Return each line of the data below verbatim; pictures are to be left out.

### Provided data
[BEGIN]

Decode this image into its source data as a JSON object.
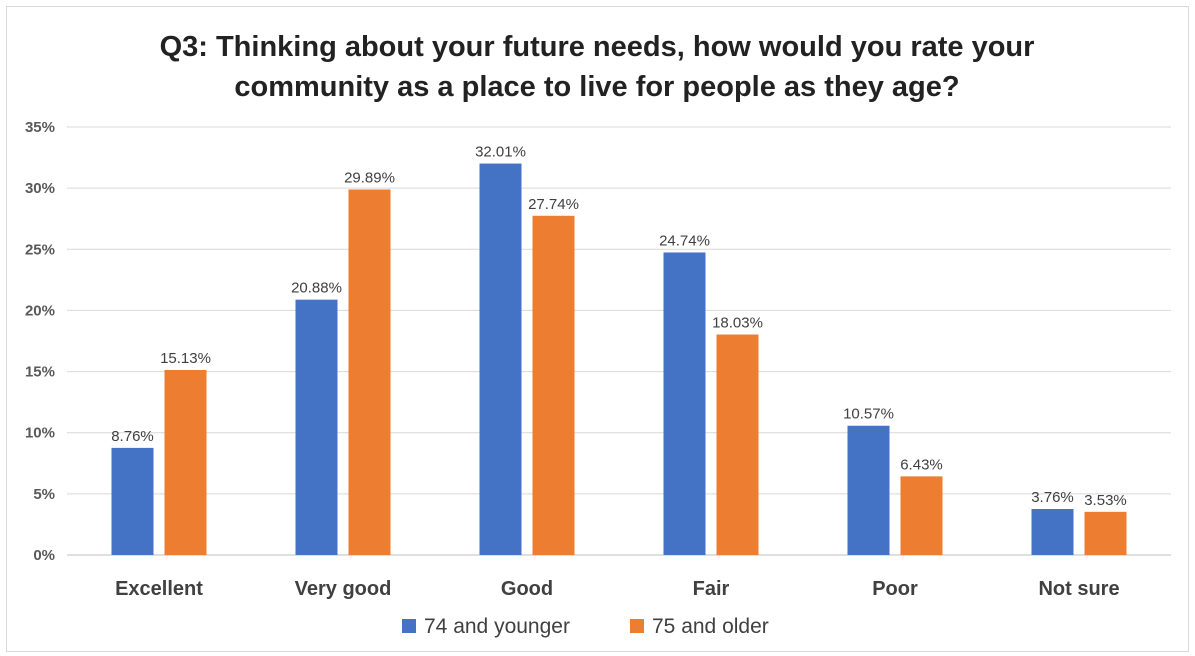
{
  "chart_data": {
    "type": "bar",
    "title": "Q3: Thinking about your future needs, how would you rate your community as a place to live for people as they age?",
    "title_lines": [
      "Q3: Thinking about your future needs, how would you rate your",
      "community as a place to live for people as they age?"
    ],
    "xlabel": "",
    "ylabel": "",
    "categories": [
      "Excellent",
      "Very good",
      "Good",
      "Fair",
      "Poor",
      "Not sure"
    ],
    "series": [
      {
        "name": "74 and younger",
        "color": "#4472c4",
        "values": [
          8.76,
          20.88,
          32.01,
          24.74,
          10.57,
          3.76
        ],
        "labels": [
          "8.76%",
          "20.88%",
          "32.01%",
          "24.74%",
          "10.57%",
          "3.76%"
        ]
      },
      {
        "name": "75 and older",
        "color": "#ed7d31",
        "values": [
          15.13,
          29.89,
          27.74,
          18.03,
          6.43,
          3.53
        ],
        "labels": [
          "15.13%",
          "29.89%",
          "27.74%",
          "18.03%",
          "6.43%",
          "3.53%"
        ]
      }
    ],
    "ylim": [
      0,
      35
    ],
    "yticks": [
      0,
      5,
      10,
      15,
      20,
      25,
      30,
      35
    ],
    "ytick_labels": [
      "0%",
      "5%",
      "10%",
      "15%",
      "20%",
      "25%",
      "30%",
      "35%"
    ],
    "grid": true,
    "legend_position": "bottom"
  }
}
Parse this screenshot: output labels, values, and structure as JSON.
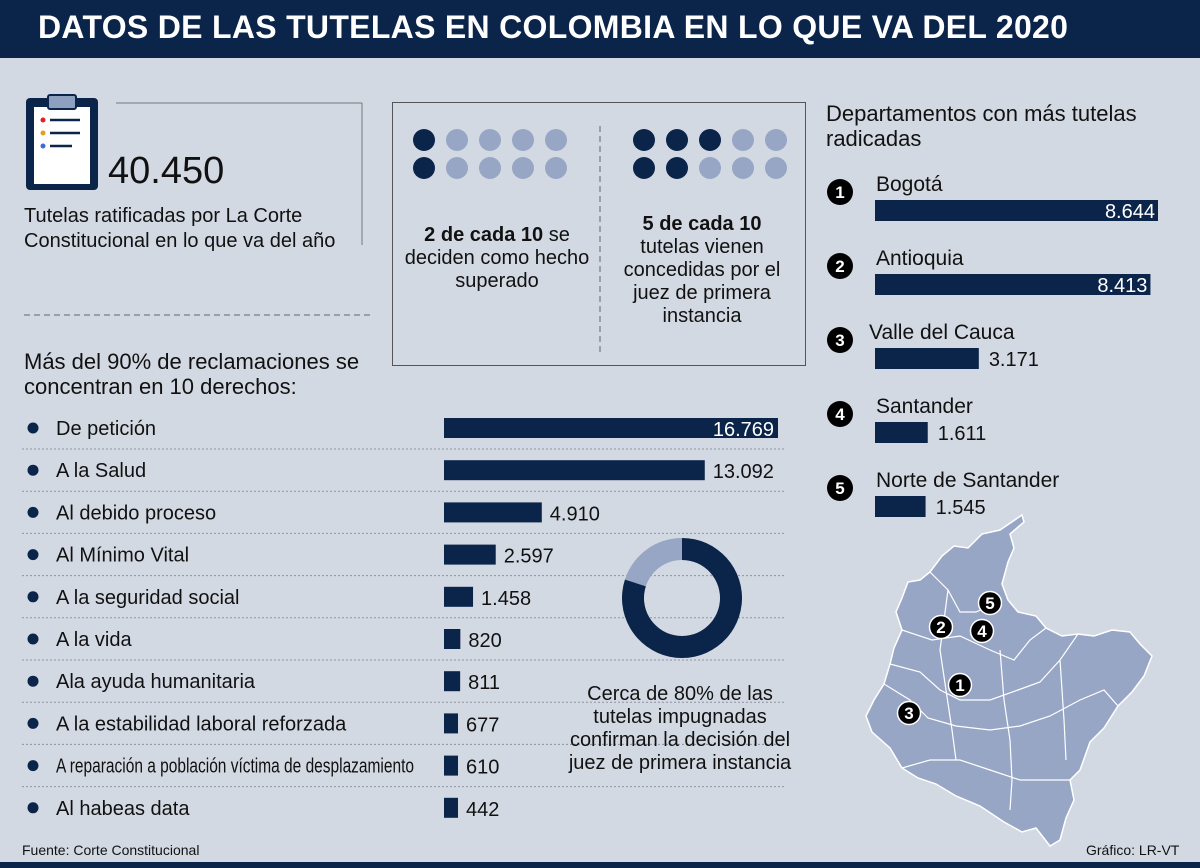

[END]

### Output below
Decode this image into its source data as a JSON object.
{
  "chart_data": {
    "type": "bar",
    "title": "Q3: Thinking about your future needs, how would you rate your community as a place to live for people as they age?",
    "title_lines": [
      "Q3: Thinking about your future needs, how would you rate your",
      "community as a place to live for people as they age?"
    ],
    "xlabel": "",
    "ylabel": "",
    "categories": [
      "Excellent",
      "Very good",
      "Good",
      "Fair",
      "Poor",
      "Not sure"
    ],
    "series": [
      {
        "name": "74 and younger",
        "color": "#4472c4",
        "values": [
          8.76,
          20.88,
          32.01,
          24.74,
          10.57,
          3.76
        ],
        "labels": [
          "8.76%",
          "20.88%",
          "32.01%",
          "24.74%",
          "10.57%",
          "3.76%"
        ]
      },
      {
        "name": "75 and older",
        "color": "#ed7d31",
        "values": [
          15.13,
          29.89,
          27.74,
          18.03,
          6.43,
          3.53
        ],
        "labels": [
          "15.13%",
          "29.89%",
          "27.74%",
          "18.03%",
          "6.43%",
          "3.53%"
        ]
      }
    ],
    "ylim": [
      0,
      35
    ],
    "yticks": [
      0,
      5,
      10,
      15,
      20,
      25,
      30,
      35
    ],
    "ytick_labels": [
      "0%",
      "5%",
      "10%",
      "15%",
      "20%",
      "25%",
      "30%",
      "35%"
    ],
    "grid": true,
    "legend_position": "bottom"
  }
}
Parse this screenshot: output labels, values, and structure as JSON.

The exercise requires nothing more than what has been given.